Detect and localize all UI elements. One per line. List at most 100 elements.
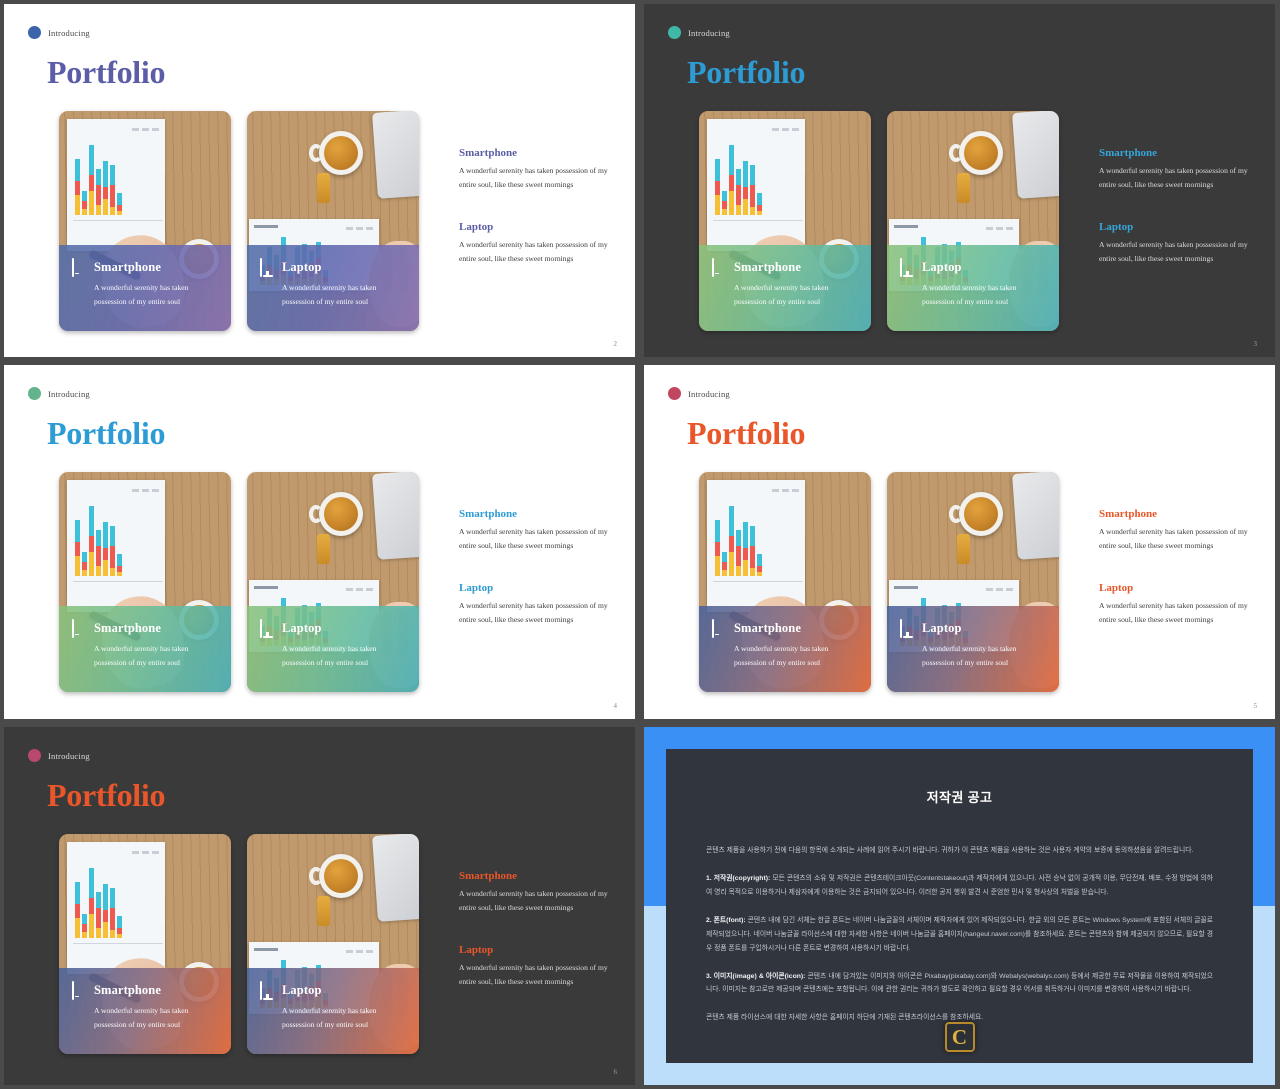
bullet-dot-icon [668, 387, 681, 400]
feature-heading: Smartphone [459, 870, 518, 882]
card-title: Laptop [282, 621, 322, 635]
slide-cell-6[interactable]: Introducing Portfolio Smartphone A wonde… [0, 723, 640, 1089]
brand-logo-icon: C [944, 1022, 975, 1052]
card-title: Laptop [922, 260, 962, 274]
slide-cell-3[interactable]: Introducing Portfolio Smartphone A wonde… [640, 0, 1280, 361]
portfolio-cards: Smartphone A wonderful serenity has take… [699, 111, 1059, 331]
copyright-item-1-label: 1. 저작권(copyright): [706, 874, 771, 882]
feature-body: A wonderful serenity has taken possessio… [459, 527, 608, 551]
card-laptop[interactable]: Laptop A wonderful serenity has taken po… [247, 472, 419, 692]
bullet-dot-icon [28, 26, 41, 39]
portfolio-cards: Smartphone A wonderful serenity has take… [59, 111, 419, 331]
copyright-item-3: 3. 이미지(image) & 아이콘(icon): 콘텐츠 내에 담겨있는 이… [706, 970, 1213, 998]
feature-list: Smartphone A wonderful serenity has take… [1099, 508, 1249, 627]
feature-body: A wonderful serenity has taken possessio… [1099, 527, 1248, 551]
feature-body: A wonderful serenity has taken possessio… [459, 963, 608, 987]
slide-5[interactable]: Introducing Portfolio Smartphone A wonde… [644, 365, 1275, 719]
slide-4[interactable]: Introducing Portfolio Smartphone A wonde… [4, 365, 635, 719]
card-smartphone[interactable]: Smartphone A wonderful serenity has take… [59, 834, 231, 1054]
feature-list: Smartphone A wonderful serenity has take… [459, 870, 609, 989]
page-title: Portfolio [47, 415, 166, 451]
card-title: Laptop [922, 621, 962, 635]
card-laptop[interactable]: Laptop A wonderful serenity has taken po… [247, 111, 419, 331]
copyright-panel: 저작권 공고 콘텐츠 제품을 사용하기 전에 다음의 항목에 소개되는 사례에 … [666, 749, 1253, 1063]
card-caption: Laptop A wonderful serenity has taken po… [247, 606, 419, 692]
copyright-item-1-text: 모든 콘텐츠의 소유 및 저작권은 콘텐츠테이크아웃(Contentstakeo… [706, 874, 1213, 896]
slide-header: Introducing [668, 387, 730, 400]
slide-cell-5[interactable]: Introducing Portfolio Smartphone A wonde… [640, 361, 1280, 723]
card-body: A wonderful serenity has taken possessio… [94, 283, 189, 307]
page-number: 2 [613, 340, 618, 348]
card-caption: Laptop A wonderful serenity has taken po… [247, 245, 419, 331]
feature-body: A wonderful serenity has taken possessio… [459, 166, 608, 190]
page-title: Portfolio [47, 777, 166, 813]
page-title: Portfolio [687, 54, 806, 90]
eyebrow-label: Introducing [48, 27, 90, 38]
copyright-item-2: 2. 폰트(font): 콘텐츠 내에 담긴 서체는 한글 폰트는 네이버 나눔… [706, 914, 1213, 956]
feature-body: A wonderful serenity has taken possessio… [459, 889, 608, 913]
feature-heading: Smartphone [459, 147, 518, 159]
card-smartphone[interactable]: Smartphone A wonderful serenity has take… [699, 111, 871, 331]
feature-body: A wonderful serenity has taken possessio… [459, 240, 608, 264]
portfolio-cards: Smartphone A wonderful serenity has take… [699, 472, 1059, 692]
eyebrow-label: Introducing [688, 388, 730, 399]
bullet-dot-icon [28, 387, 41, 400]
card-smartphone[interactable]: Smartphone A wonderful serenity has take… [699, 472, 871, 692]
card-body: A wonderful serenity has taken possessio… [734, 283, 829, 307]
slide-3[interactable]: Introducing Portfolio Smartphone A wonde… [644, 4, 1275, 357]
page-number: 3 [1253, 340, 1258, 348]
card-title: Smartphone [94, 983, 161, 997]
feature-heading: Smartphone [459, 508, 518, 520]
slide-header: Introducing [668, 26, 730, 39]
card-smartphone[interactable]: Smartphone A wonderful serenity has take… [59, 111, 231, 331]
card-body: A wonderful serenity has taken possessio… [922, 283, 1017, 307]
slide-header: Introducing [28, 749, 90, 762]
copyright-item-2-label: 2. 폰트(font): [706, 916, 746, 924]
card-body: A wonderful serenity has taken possessio… [282, 1006, 377, 1030]
feature-list: Smartphone A wonderful serenity has take… [1099, 147, 1249, 266]
copyright-item-1: 1. 저작권(copyright): 모든 콘텐츠의 소유 및 저작권은 콘텐츠… [706, 872, 1213, 900]
feature-heading: Laptop [1099, 582, 1134, 595]
slide-cell-2[interactable]: Introducing Portfolio Smartphone A wonde… [0, 0, 640, 361]
phone-icon [712, 619, 725, 638]
monitor-icon [900, 258, 913, 277]
card-laptop[interactable]: Laptop A wonderful serenity has taken po… [887, 472, 1059, 692]
card-caption: Smartphone A wonderful serenity has take… [59, 606, 231, 692]
eyebrow-label: Introducing [48, 750, 90, 761]
monitor-icon [900, 619, 913, 638]
card-title: Laptop [282, 260, 322, 274]
slide-2[interactable]: Introducing Portfolio Smartphone A wonde… [4, 4, 635, 357]
phone-icon [712, 258, 725, 277]
feature-body: A wonderful serenity has taken possessio… [1099, 240, 1248, 264]
copyright-title: 저작권 공고 [926, 790, 993, 805]
copyright-frame: 저작권 공고 콘텐츠 제품을 사용하기 전에 다음의 항목에 소개되는 사례에 … [644, 727, 1275, 1085]
page-number: 6 [613, 1068, 618, 1076]
feature-heading: Laptop [459, 944, 494, 957]
card-title: Smartphone [94, 260, 161, 274]
card-laptop[interactable]: Laptop A wonderful serenity has taken po… [887, 111, 1059, 331]
slide-cell-4[interactable]: Introducing Portfolio Smartphone A wonde… [0, 361, 640, 723]
card-laptop[interactable]: Laptop A wonderful serenity has taken po… [247, 834, 419, 1054]
portfolio-cards: Smartphone A wonderful serenity has take… [59, 834, 419, 1054]
copyright-cell[interactable]: 저작권 공고 콘텐츠 제품을 사용하기 전에 다음의 항목에 소개되는 사례에 … [640, 723, 1280, 1089]
feature-body: A wonderful serenity has taken possessio… [1099, 166, 1248, 190]
monitor-icon [260, 258, 273, 277]
feature-heading: Laptop [459, 582, 494, 595]
card-body: A wonderful serenity has taken possessio… [282, 283, 377, 307]
portfolio-cards: Smartphone A wonderful serenity has take… [59, 472, 419, 692]
card-body: A wonderful serenity has taken possessio… [282, 644, 377, 668]
card-body: A wonderful serenity has taken possessio… [734, 644, 829, 668]
card-caption: Smartphone A wonderful serenity has take… [59, 245, 231, 331]
slide-6[interactable]: Introducing Portfolio Smartphone A wonde… [4, 727, 635, 1085]
card-body: A wonderful serenity has taken possessio… [94, 1006, 189, 1030]
card-title: Smartphone [94, 621, 161, 635]
copyright-item-2-text: 콘텐츠 내에 담긴 서체는 한글 폰트는 네이버 나눔글꼴의 서체이며 제작자에… [706, 916, 1213, 952]
card-smartphone[interactable]: Smartphone A wonderful serenity has take… [59, 472, 231, 692]
page-title: Portfolio [47, 54, 166, 90]
phone-icon [72, 619, 85, 638]
feature-heading: Smartphone [1099, 147, 1158, 159]
card-title: Smartphone [734, 260, 801, 274]
feature-list: Smartphone A wonderful serenity has take… [459, 147, 609, 266]
copyright-intro: 콘텐츠 제품을 사용하기 전에 다음의 항목에 소개되는 사례에 읽어 주시기 … [706, 847, 1194, 854]
card-body: A wonderful serenity has taken possessio… [94, 644, 189, 668]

* [REQUIREMENT] Please reproduce all of the material above line for line and word for word, leaving out the pictures.

* [EXERCISE RESULT]
Detect and localize all UI elements. One per line. List at most 100 elements.
bullet-dot-icon [668, 387, 681, 400]
feature-heading: Smartphone [459, 870, 518, 882]
card-title: Laptop [282, 621, 322, 635]
slide-cell-6[interactable]: Introducing Portfolio Smartphone A wonde… [0, 723, 640, 1089]
brand-logo-icon: C [944, 1022, 975, 1052]
card-title: Laptop [922, 260, 962, 274]
slide-cell-3[interactable]: Introducing Portfolio Smartphone A wonde… [640, 0, 1280, 361]
portfolio-cards: Smartphone A wonderful serenity has take… [699, 111, 1059, 331]
copyright-item-1-label: 1. 저작권(copyright): [706, 874, 771, 882]
feature-body: A wonderful serenity has taken possessio… [459, 527, 608, 551]
card-laptop[interactable]: Laptop A wonderful serenity has taken po… [247, 472, 419, 692]
bullet-dot-icon [28, 26, 41, 39]
portfolio-cards: Smartphone A wonderful serenity has take… [59, 111, 419, 331]
copyright-item-3: 3. 이미지(image) & 아이콘(icon): 콘텐츠 내에 담겨있는 이… [706, 970, 1213, 998]
feature-list: Smartphone A wonderful serenity has take… [1099, 508, 1249, 627]
feature-body: A wonderful serenity has taken possessio… [1099, 527, 1248, 551]
feature-body: A wonderful serenity has taken possessio… [459, 963, 608, 987]
slide-5[interactable]: Introducing Portfolio Smartphone A wonde… [644, 365, 1275, 719]
slide-4[interactable]: Introducing Portfolio Smartphone A wonde… [4, 365, 635, 719]
card-smartphone[interactable]: Smartphone A wonderful serenity has take… [59, 834, 231, 1054]
feature-list: Smartphone A wonderful serenity has take… [459, 870, 609, 989]
page-title: Portfolio [47, 415, 166, 451]
card-title: Laptop [922, 621, 962, 635]
card-laptop[interactable]: Laptop A wonderful serenity has taken po… [247, 111, 419, 331]
copyright-panel: 저작권 공고 콘텐츠 제품을 사용하기 전에 다음의 항목에 소개되는 사례에 … [666, 749, 1253, 1063]
card-caption: Laptop A wonderful serenity has taken po… [247, 606, 419, 692]
copyright-item-1-text: 모든 콘텐츠의 소유 및 저작권은 콘텐츠테이크아웃(Contentstakeo… [706, 874, 1213, 896]
slide-header: Introducing [668, 387, 730, 400]
slide-cell-5[interactable]: Introducing Portfolio Smartphone A wonde… [640, 361, 1280, 723]
card-body: A wonderful serenity has taken possessio… [94, 283, 189, 307]
page-number: 2 [613, 340, 618, 348]
card-caption: Laptop A wonderful serenity has taken po… [247, 245, 419, 331]
feature-body: A wonderful serenity has taken possessio… [459, 166, 608, 190]
page-title: Portfolio [47, 777, 166, 813]
page-title: Portfolio [687, 54, 806, 90]
eyebrow-label: Introducing [48, 27, 90, 38]
copyright-item-2: 2. 폰트(font): 콘텐츠 내에 담긴 서체는 한글 폰트는 네이버 나눔… [706, 914, 1213, 956]
feature-body: A wonderful serenity has taken possessio… [459, 889, 608, 913]
feature-heading: Smartphone [459, 147, 518, 159]
card-smartphone[interactable]: Smartphone A wonderful serenity has take… [699, 111, 871, 331]
feature-body: A wonderful serenity has taken possessio… [459, 240, 608, 264]
portfolio-cards: Smartphone A wonderful serenity has take… [699, 472, 1059, 692]
eyebrow-label: Introducing [688, 388, 730, 399]
bullet-dot-icon [28, 387, 41, 400]
card-smartphone[interactable]: Smartphone A wonderful serenity has take… [699, 472, 871, 692]
card-body: A wonderful serenity has taken possessio… [734, 283, 829, 307]
slide-3[interactable]: Introducing Portfolio Smartphone A wonde… [644, 4, 1275, 357]
page-number: 3 [1253, 340, 1258, 348]
card-title: Smartphone [94, 983, 161, 997]
feature-heading: Smartphone [459, 508, 518, 520]
slide-header: Introducing [668, 26, 730, 39]
card-smartphone[interactable]: Smartphone A wonderful serenity has take… [59, 111, 231, 331]
card-body: A wonderful serenity has taken possessio… [922, 283, 1017, 307]
slide-header: Introducing [28, 749, 90, 762]
copyright-item-2-label: 2. 폰트(font): [706, 916, 746, 924]
card-body: A wonderful serenity has taken possessio… [282, 1006, 377, 1030]
feature-list: Smartphone A wonderful serenity has take… [1099, 147, 1249, 266]
copyright-item-1: 1. 저작권(copyright): 모든 콘텐츠의 소유 및 저작권은 콘텐츠… [706, 872, 1213, 900]
feature-heading: Laptop [1099, 582, 1134, 595]
slide-cell-2[interactable]: Introducing Portfolio Smartphone A wonde… [0, 0, 640, 361]
phone-icon [712, 619, 725, 638]
monitor-icon [900, 258, 913, 277]
card-laptop[interactable]: Laptop A wonderful serenity has taken po… [887, 472, 1059, 692]
card-caption: Smartphone A wonderful serenity has take… [59, 606, 231, 692]
eyebrow-label: Introducing [48, 750, 90, 761]
monitor-icon [900, 619, 913, 638]
card-title: Laptop [282, 260, 322, 274]
slide-2[interactable]: Introducing Portfolio Smartphone A wonde… [4, 4, 635, 357]
phone-icon [712, 258, 725, 277]
feature-body: A wonderful serenity has taken possessio… [1099, 240, 1248, 264]
copyright-title: 저작권 공고 [926, 790, 993, 805]
copyright-frame: 저작권 공고 콘텐츠 제품을 사용하기 전에 다음의 항목에 소개되는 사례에 … [644, 727, 1275, 1085]
page-number: 6 [613, 1068, 618, 1076]
feature-heading: Laptop [459, 944, 494, 957]
card-title: Smartphone [94, 260, 161, 274]
card-laptop[interactable]: Laptop A wonderful serenity has taken po… [887, 111, 1059, 331]
slide-cell-4[interactable]: Introducing Portfolio Smartphone A wonde… [0, 361, 640, 723]
card-laptop[interactable]: Laptop A wonderful serenity has taken po… [247, 834, 419, 1054]
portfolio-cards: Smartphone A wonderful serenity has take… [59, 834, 419, 1054]
copyright-cell[interactable]: 저작권 공고 콘텐츠 제품을 사용하기 전에 다음의 항목에 소개되는 사례에 … [640, 723, 1280, 1089]
feature-body: A wonderful serenity has taken possessio… [1099, 166, 1248, 190]
monitor-icon [260, 258, 273, 277]
feature-heading: Laptop [459, 582, 494, 595]
card-body: A wonderful serenity has taken possessio… [282, 283, 377, 307]
portfolio-cards: Smartphone A wonderful serenity has take… [59, 472, 419, 692]
card-body: A wonderful serenity has taken possessio… [282, 644, 377, 668]
card-body: A wonderful serenity has taken possessio… [734, 644, 829, 668]
card-caption: Smartphone A wonderful serenity has take… [59, 245, 231, 331]
slide-6[interactable]: Introducing Portfolio Smartphone A wonde… [4, 727, 635, 1085]
card-body: A wonderful serenity has taken possessio… [94, 1006, 189, 1030]
card-title: Smartphone [94, 621, 161, 635]
copyright-item-2-text: 콘텐츠 내에 담긴 서체는 한글 폰트는 네이버 나눔글꼴의 서체이며 제작자에… [706, 916, 1213, 952]
card-smartphone[interactable]: Smartphone A wonderful serenity has take… [59, 472, 231, 692]
page-title: Portfolio [47, 54, 166, 90]
phone-icon [72, 619, 85, 638]
feature-heading: Smartphone [1099, 147, 1158, 159]
card-title: Smartphone [734, 260, 801, 274]
feature-list: Smartphone A wonderful serenity has take… [459, 147, 609, 266]
copyright-intro: 콘텐츠 제품을 사용하기 전에 다음의 항목에 소개되는 사례에 읽어 주시기 … [706, 847, 1194, 854]
card-body: A wonderful serenity has taken possessio… [94, 644, 189, 668]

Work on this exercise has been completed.